[BEGIN]

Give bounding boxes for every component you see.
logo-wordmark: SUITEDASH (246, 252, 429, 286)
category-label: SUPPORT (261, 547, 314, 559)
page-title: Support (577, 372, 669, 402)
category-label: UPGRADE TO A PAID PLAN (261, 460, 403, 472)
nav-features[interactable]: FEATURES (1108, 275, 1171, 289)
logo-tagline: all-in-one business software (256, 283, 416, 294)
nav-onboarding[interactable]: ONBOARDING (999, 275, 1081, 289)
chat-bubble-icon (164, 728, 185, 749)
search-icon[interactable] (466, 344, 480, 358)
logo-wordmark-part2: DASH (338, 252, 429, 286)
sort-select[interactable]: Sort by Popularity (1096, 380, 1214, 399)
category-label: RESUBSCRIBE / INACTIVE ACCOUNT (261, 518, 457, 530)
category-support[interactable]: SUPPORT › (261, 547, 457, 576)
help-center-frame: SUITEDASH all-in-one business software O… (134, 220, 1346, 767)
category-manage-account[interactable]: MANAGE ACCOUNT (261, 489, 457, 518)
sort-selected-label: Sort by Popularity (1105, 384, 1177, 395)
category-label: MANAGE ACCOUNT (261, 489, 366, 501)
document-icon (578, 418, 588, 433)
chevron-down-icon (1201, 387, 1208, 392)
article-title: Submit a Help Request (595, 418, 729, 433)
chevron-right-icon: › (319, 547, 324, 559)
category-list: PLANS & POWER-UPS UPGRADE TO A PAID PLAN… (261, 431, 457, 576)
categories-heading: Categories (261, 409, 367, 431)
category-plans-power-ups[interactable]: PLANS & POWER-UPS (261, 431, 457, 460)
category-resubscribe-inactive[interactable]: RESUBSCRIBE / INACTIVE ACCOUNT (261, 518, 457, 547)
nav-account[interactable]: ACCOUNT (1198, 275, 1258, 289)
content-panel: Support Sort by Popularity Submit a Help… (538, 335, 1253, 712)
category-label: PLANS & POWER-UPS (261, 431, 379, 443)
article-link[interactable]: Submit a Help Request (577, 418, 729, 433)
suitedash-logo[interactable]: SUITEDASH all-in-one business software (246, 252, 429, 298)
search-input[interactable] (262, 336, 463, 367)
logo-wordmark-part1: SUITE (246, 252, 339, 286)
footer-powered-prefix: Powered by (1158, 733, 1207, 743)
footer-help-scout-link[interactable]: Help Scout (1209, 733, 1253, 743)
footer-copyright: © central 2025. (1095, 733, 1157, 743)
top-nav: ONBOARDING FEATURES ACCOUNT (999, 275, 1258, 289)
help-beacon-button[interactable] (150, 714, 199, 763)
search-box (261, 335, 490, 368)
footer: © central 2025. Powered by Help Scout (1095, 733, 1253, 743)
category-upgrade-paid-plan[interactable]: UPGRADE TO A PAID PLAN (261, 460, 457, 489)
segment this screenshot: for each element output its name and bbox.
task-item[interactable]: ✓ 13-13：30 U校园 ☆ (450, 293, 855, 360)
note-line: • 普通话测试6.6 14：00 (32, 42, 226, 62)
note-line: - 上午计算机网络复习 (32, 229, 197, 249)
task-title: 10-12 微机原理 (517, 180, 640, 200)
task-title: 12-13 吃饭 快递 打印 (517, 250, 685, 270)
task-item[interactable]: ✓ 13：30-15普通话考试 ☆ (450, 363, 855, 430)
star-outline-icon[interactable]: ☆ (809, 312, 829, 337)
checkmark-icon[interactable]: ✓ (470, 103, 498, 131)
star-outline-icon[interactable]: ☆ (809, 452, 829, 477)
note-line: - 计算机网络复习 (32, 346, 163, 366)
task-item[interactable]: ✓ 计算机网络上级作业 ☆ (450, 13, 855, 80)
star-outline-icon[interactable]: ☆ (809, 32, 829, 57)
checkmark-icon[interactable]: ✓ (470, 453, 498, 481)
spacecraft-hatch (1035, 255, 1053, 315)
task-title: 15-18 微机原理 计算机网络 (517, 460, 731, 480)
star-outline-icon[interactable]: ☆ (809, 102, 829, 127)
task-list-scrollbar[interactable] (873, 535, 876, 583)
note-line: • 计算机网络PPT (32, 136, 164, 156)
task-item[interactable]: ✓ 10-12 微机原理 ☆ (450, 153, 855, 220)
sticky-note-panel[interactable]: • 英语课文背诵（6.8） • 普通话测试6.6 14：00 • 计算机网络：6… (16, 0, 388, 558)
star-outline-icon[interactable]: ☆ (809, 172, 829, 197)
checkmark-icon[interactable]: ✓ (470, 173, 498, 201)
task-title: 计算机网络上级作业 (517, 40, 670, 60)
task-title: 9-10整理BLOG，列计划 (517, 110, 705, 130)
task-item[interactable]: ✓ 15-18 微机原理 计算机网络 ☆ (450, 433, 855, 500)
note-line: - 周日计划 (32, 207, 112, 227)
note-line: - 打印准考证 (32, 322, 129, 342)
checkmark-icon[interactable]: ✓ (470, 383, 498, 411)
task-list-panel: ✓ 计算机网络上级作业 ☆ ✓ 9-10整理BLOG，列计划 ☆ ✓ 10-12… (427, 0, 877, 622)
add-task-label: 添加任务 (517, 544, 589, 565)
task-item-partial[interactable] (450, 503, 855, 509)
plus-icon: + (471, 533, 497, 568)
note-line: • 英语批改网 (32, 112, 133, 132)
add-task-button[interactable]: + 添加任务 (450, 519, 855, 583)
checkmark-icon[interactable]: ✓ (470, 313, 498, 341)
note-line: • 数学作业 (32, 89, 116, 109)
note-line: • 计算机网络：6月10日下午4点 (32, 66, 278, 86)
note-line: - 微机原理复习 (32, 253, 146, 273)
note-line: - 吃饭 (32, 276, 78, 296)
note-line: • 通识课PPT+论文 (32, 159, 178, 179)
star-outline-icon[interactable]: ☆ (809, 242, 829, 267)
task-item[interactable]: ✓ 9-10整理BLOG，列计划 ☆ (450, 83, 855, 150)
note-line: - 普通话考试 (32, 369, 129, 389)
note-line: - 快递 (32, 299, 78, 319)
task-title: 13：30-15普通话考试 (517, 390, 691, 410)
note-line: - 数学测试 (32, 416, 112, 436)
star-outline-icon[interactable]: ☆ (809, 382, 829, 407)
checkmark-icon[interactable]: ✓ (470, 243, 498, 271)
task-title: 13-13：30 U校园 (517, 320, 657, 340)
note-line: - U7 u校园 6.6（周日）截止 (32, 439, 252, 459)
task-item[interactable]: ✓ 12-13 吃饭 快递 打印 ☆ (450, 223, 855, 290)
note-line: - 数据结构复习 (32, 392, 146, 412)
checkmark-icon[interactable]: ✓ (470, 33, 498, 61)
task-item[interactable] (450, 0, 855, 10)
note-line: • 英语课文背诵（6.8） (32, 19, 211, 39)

[END]

● **GOAL**:
Update the rows above by changing every "Sort by Popularity" to "Sort by Date" and leaving everything else as it is.

● **IN RESPONSE**:
Give bounding boxes for every component you see.
logo-wordmark: SUITEDASH (246, 252, 429, 286)
category-label: SUPPORT (261, 547, 314, 559)
page-title: Support (577, 372, 669, 402)
category-label: UPGRADE TO A PAID PLAN (261, 460, 403, 472)
nav-features[interactable]: FEATURES (1108, 275, 1171, 289)
logo-tagline: all-in-one business software (256, 283, 416, 294)
nav-onboarding[interactable]: ONBOARDING (999, 275, 1081, 289)
chat-bubble-icon (164, 728, 185, 749)
search-icon[interactable] (466, 344, 480, 358)
logo-wordmark-part2: DASH (338, 252, 429, 286)
sort-select[interactable]: Sort by Date (1096, 380, 1214, 399)
category-label: RESUBSCRIBE / INACTIVE ACCOUNT (261, 518, 457, 530)
category-support[interactable]: SUPPORT › (261, 547, 457, 576)
help-center-frame: SUITEDASH all-in-one business software O… (134, 220, 1346, 767)
category-manage-account[interactable]: MANAGE ACCOUNT (261, 489, 457, 518)
sort-selected-label: Sort by Date (1105, 384, 1177, 395)
category-label: MANAGE ACCOUNT (261, 489, 366, 501)
document-icon (578, 418, 588, 433)
chevron-down-icon (1201, 387, 1208, 392)
article-title: Submit a Help Request (595, 418, 729, 433)
chevron-right-icon: › (319, 547, 324, 559)
category-list: PLANS & POWER-UPS UPGRADE TO A PAID PLAN… (261, 431, 457, 576)
categories-heading: Categories (261, 409, 367, 431)
category-plans-power-ups[interactable]: PLANS & POWER-UPS (261, 431, 457, 460)
category-resubscribe-inactive[interactable]: RESUBSCRIBE / INACTIVE ACCOUNT (261, 518, 457, 547)
nav-account[interactable]: ACCOUNT (1198, 275, 1258, 289)
content-panel: Support Sort by Date Submit a Help… (538, 335, 1253, 712)
category-label: PLANS & POWER-UPS (261, 431, 379, 443)
article-link[interactable]: Submit a Help Request (577, 418, 729, 433)
suitedash-logo[interactable]: SUITEDASH all-in-one business software (246, 252, 429, 298)
search-input[interactable] (262, 336, 463, 367)
logo-wordmark-part1: SUITE (246, 252, 339, 286)
footer-powered-prefix: Powered by (1158, 733, 1207, 743)
footer-help-scout-link[interactable]: Help Scout (1209, 733, 1253, 743)
footer-copyright: © central 2025. (1095, 733, 1157, 743)
top-nav: ONBOARDING FEATURES ACCOUNT (999, 275, 1258, 289)
help-beacon-button[interactable] (150, 714, 199, 763)
search-box (261, 335, 490, 368)
footer: © central 2025. Powered by Help Scout (1095, 733, 1253, 743)
category-upgrade-paid-plan[interactable]: UPGRADE TO A PAID PLAN (261, 460, 457, 489)
segment this screenshot: for each element output its name and bbox.
task-item[interactable]: ✓ 13-13：30 U校园 ☆ (450, 293, 855, 360)
note-line: • 普通话测试6.6 14：00 (32, 42, 226, 62)
note-line: - 上午计算机网络复习 (32, 229, 197, 249)
task-title: 10-12 微机原理 (517, 180, 640, 200)
task-title: 12-13 吃饭 快递 打印 (517, 250, 685, 270)
task-item[interactable]: ✓ 13：30-15普通话考试 ☆ (450, 363, 855, 430)
star-outline-icon[interactable]: ☆ (809, 312, 829, 337)
checkmark-icon[interactable]: ✓ (470, 103, 498, 131)
star-outline-icon[interactable]: ☆ (809, 452, 829, 477)
note-line: - 计算机网络复习 (32, 346, 163, 366)
task-item[interactable]: ✓ 计算机网络上级作业 ☆ (450, 13, 855, 80)
star-outline-icon[interactable]: ☆ (809, 32, 829, 57)
checkmark-icon[interactable]: ✓ (470, 453, 498, 481)
spacecraft-hatch (1035, 255, 1053, 315)
task-title: 15-18 微机原理 计算机网络 (517, 460, 731, 480)
star-outline-icon[interactable]: ☆ (809, 102, 829, 127)
task-list-scrollbar[interactable] (873, 535, 876, 583)
note-line: • 计算机网络PPT (32, 136, 164, 156)
task-item[interactable]: ✓ 10-12 微机原理 ☆ (450, 153, 855, 220)
sticky-note-panel[interactable]: • 英语课文背诵（6.8） • 普通话测试6.6 14：00 • 计算机网络：6… (16, 0, 388, 558)
star-outline-icon[interactable]: ☆ (809, 172, 829, 197)
checkmark-icon[interactable]: ✓ (470, 173, 498, 201)
task-title: 计算机网络上级作业 (517, 40, 670, 60)
task-title: 9-10整理BLOG，列计划 (517, 110, 705, 130)
task-item[interactable]: ✓ 15-18 微机原理 计算机网络 ☆ (450, 433, 855, 500)
note-line: - 周日计划 (32, 207, 112, 227)
note-line: - 打印准考证 (32, 322, 129, 342)
checkmark-icon[interactable]: ✓ (470, 383, 498, 411)
task-list-panel: ✓ 计算机网络上级作业 ☆ ✓ 9-10整理BLOG，列计划 ☆ ✓ 10-12… (427, 0, 877, 622)
add-task-label: 添加任务 (517, 544, 589, 565)
task-item-partial[interactable] (450, 503, 855, 509)
plus-icon: + (471, 533, 497, 568)
note-line: • 英语批改网 (32, 112, 133, 132)
add-task-button[interactable]: + 添加任务 (450, 519, 855, 583)
checkmark-icon[interactable]: ✓ (470, 313, 498, 341)
note-line: • 数学作业 (32, 89, 116, 109)
note-line: • 计算机网络：6月10日下午4点 (32, 66, 278, 86)
note-line: - 微机原理复习 (32, 253, 146, 273)
note-line: - 吃饭 (32, 276, 78, 296)
note-line: • 通识课PPT+论文 (32, 159, 178, 179)
star-outline-icon[interactable]: ☆ (809, 242, 829, 267)
task-item[interactable]: ✓ 9-10整理BLOG，列计划 ☆ (450, 83, 855, 150)
note-line: - 普通话考试 (32, 369, 129, 389)
note-line: - 快递 (32, 299, 78, 319)
task-title: 13：30-15普通话考试 (517, 390, 691, 410)
note-line: - 数学测试 (32, 416, 112, 436)
star-outline-icon[interactable]: ☆ (809, 382, 829, 407)
checkmark-icon[interactable]: ✓ (470, 243, 498, 271)
task-title: 13-13：30 U校园 (517, 320, 657, 340)
note-line: - U7 u校园 6.6（周日）截止 (32, 439, 252, 459)
task-item[interactable]: ✓ 12-13 吃饭 快递 打印 ☆ (450, 223, 855, 290)
note-line: - 数据结构复习 (32, 392, 146, 412)
checkmark-icon[interactable]: ✓ (470, 33, 498, 61)
task-item[interactable] (450, 0, 855, 10)
note-line: • 英语课文背诵（6.8） (32, 19, 211, 39)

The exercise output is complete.